### [GIVEN INSTRUCTION]
Look for the word "JSON" in each line and report the count of matching lines, with nothing added.

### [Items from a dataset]
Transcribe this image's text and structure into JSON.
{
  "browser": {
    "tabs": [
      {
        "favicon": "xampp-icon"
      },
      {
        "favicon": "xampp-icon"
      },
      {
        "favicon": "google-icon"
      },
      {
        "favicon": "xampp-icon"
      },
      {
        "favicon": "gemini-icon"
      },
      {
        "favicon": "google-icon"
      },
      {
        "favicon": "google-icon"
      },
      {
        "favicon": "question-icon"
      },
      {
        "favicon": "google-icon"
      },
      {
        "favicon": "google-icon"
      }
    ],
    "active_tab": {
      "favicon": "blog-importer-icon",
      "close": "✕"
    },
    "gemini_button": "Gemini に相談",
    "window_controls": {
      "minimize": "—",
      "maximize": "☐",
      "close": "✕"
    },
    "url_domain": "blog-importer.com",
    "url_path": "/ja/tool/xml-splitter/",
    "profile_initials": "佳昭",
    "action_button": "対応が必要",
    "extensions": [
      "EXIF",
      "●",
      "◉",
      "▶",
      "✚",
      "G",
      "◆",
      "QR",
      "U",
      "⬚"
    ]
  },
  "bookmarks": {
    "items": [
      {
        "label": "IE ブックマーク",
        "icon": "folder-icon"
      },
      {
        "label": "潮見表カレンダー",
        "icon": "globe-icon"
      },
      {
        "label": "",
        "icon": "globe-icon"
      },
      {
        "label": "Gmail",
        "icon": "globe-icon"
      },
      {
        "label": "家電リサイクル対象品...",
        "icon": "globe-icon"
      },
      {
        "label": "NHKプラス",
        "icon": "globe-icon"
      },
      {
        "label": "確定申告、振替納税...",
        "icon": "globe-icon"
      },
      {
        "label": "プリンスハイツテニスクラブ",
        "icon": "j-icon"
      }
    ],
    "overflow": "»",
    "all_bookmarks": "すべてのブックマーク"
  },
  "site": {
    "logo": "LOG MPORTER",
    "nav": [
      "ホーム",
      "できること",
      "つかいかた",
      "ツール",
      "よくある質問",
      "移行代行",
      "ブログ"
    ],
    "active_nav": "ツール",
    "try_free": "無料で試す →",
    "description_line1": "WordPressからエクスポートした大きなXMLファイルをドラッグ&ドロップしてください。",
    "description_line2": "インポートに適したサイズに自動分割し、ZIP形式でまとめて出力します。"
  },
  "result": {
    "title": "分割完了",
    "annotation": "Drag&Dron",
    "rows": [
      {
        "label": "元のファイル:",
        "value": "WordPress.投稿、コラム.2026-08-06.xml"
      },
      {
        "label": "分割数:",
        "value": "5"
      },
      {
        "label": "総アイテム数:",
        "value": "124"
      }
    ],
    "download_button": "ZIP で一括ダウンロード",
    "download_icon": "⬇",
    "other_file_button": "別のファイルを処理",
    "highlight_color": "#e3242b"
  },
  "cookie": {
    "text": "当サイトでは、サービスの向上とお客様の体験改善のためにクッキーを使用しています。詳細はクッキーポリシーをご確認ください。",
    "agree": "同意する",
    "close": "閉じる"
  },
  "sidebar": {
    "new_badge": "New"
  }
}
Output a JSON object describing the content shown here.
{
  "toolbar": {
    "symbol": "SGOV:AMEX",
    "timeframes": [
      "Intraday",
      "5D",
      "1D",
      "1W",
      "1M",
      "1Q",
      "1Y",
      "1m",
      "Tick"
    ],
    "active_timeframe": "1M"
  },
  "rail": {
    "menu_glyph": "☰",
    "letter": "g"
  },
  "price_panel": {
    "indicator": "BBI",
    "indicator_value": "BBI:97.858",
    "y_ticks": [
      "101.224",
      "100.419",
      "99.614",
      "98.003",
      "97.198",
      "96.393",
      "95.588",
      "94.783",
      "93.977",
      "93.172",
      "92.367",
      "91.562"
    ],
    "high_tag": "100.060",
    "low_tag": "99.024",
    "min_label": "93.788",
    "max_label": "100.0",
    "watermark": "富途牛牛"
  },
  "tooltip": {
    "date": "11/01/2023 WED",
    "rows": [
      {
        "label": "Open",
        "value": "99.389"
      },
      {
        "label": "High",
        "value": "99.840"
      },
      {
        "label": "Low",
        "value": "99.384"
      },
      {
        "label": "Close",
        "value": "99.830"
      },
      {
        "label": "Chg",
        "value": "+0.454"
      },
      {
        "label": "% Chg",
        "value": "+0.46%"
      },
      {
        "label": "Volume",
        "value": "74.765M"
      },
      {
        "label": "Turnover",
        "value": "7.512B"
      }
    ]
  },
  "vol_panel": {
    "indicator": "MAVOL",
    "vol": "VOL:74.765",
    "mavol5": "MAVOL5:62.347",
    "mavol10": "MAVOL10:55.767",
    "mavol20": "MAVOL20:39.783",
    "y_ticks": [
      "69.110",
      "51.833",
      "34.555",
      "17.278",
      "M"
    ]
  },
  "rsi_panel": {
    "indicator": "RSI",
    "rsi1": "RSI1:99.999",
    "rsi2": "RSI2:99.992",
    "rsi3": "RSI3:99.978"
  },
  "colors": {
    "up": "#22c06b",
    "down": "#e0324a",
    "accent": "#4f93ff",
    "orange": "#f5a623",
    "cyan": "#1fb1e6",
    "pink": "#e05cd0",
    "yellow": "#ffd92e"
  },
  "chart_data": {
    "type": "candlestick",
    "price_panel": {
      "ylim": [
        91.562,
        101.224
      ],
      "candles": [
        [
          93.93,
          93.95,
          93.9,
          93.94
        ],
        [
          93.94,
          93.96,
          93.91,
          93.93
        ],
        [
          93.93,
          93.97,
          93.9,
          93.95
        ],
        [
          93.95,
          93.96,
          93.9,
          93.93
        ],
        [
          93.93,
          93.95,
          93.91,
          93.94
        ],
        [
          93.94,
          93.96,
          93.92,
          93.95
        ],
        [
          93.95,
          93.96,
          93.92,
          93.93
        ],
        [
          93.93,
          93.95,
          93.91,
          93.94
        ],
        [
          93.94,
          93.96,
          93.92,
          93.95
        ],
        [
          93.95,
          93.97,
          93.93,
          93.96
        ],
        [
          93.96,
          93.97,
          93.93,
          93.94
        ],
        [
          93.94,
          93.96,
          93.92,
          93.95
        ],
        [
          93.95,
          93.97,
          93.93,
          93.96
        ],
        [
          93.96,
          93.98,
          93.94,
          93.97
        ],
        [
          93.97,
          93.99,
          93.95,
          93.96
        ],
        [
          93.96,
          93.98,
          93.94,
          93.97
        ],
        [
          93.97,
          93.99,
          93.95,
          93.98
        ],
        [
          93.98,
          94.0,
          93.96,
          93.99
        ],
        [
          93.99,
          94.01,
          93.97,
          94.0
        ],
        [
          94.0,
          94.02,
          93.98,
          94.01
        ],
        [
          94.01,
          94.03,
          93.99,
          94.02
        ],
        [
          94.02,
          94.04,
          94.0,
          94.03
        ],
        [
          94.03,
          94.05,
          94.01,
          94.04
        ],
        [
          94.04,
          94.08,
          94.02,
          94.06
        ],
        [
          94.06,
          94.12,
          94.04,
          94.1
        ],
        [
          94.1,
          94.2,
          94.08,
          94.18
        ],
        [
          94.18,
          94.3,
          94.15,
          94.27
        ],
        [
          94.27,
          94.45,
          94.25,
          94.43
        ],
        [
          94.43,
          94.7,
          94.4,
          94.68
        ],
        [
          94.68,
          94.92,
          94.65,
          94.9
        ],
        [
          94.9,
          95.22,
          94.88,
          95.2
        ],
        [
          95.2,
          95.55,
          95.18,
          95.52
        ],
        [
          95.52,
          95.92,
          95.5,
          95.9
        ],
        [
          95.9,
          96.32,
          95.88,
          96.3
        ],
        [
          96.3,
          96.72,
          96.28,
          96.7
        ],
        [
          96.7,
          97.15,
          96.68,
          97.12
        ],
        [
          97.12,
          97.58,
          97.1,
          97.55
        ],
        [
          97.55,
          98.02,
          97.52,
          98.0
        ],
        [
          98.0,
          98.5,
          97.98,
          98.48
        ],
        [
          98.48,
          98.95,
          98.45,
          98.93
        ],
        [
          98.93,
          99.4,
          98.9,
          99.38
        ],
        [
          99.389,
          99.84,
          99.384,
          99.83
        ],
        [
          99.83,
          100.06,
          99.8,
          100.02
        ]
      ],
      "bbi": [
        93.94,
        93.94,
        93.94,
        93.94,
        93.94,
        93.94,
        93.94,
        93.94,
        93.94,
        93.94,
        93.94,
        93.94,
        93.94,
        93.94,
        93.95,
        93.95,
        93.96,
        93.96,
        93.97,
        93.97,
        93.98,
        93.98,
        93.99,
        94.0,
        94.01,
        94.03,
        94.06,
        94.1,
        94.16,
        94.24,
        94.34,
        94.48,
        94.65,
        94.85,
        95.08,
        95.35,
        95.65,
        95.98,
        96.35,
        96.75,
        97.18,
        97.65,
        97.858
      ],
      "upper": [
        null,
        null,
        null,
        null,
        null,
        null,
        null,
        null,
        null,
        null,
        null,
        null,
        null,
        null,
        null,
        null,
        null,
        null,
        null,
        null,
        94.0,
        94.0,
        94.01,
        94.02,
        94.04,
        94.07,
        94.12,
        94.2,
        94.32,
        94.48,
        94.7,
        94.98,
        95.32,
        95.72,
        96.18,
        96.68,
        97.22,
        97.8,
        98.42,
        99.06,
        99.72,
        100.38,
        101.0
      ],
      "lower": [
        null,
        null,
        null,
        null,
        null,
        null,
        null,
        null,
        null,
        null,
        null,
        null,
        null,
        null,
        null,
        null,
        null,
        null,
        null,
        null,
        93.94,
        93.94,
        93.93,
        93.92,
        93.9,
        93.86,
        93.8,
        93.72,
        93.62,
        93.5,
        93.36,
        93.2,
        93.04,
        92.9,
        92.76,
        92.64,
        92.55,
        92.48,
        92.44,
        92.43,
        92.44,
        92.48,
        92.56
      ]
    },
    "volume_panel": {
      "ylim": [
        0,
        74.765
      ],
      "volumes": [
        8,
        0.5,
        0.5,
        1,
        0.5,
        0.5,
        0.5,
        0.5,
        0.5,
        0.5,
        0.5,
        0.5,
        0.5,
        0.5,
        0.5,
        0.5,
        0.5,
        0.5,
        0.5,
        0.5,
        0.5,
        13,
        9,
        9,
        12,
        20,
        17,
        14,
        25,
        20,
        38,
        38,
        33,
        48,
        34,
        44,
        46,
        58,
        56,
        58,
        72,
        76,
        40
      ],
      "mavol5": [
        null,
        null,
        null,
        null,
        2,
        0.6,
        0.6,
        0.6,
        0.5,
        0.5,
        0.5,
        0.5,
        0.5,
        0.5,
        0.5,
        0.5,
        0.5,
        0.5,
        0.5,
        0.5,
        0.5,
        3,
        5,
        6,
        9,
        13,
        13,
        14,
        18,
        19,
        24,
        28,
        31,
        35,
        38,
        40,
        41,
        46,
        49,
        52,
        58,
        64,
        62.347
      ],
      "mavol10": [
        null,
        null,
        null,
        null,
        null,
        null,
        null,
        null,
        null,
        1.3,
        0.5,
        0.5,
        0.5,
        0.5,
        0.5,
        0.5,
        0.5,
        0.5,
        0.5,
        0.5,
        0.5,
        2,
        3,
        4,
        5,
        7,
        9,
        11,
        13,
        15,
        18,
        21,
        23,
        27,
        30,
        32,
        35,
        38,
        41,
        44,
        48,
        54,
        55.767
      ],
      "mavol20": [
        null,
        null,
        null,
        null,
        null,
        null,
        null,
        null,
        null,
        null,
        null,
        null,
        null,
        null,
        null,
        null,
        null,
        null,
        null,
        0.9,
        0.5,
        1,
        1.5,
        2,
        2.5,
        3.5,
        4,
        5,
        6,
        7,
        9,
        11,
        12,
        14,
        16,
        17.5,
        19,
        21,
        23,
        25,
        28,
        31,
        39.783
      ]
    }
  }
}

### [OUTPUT]
2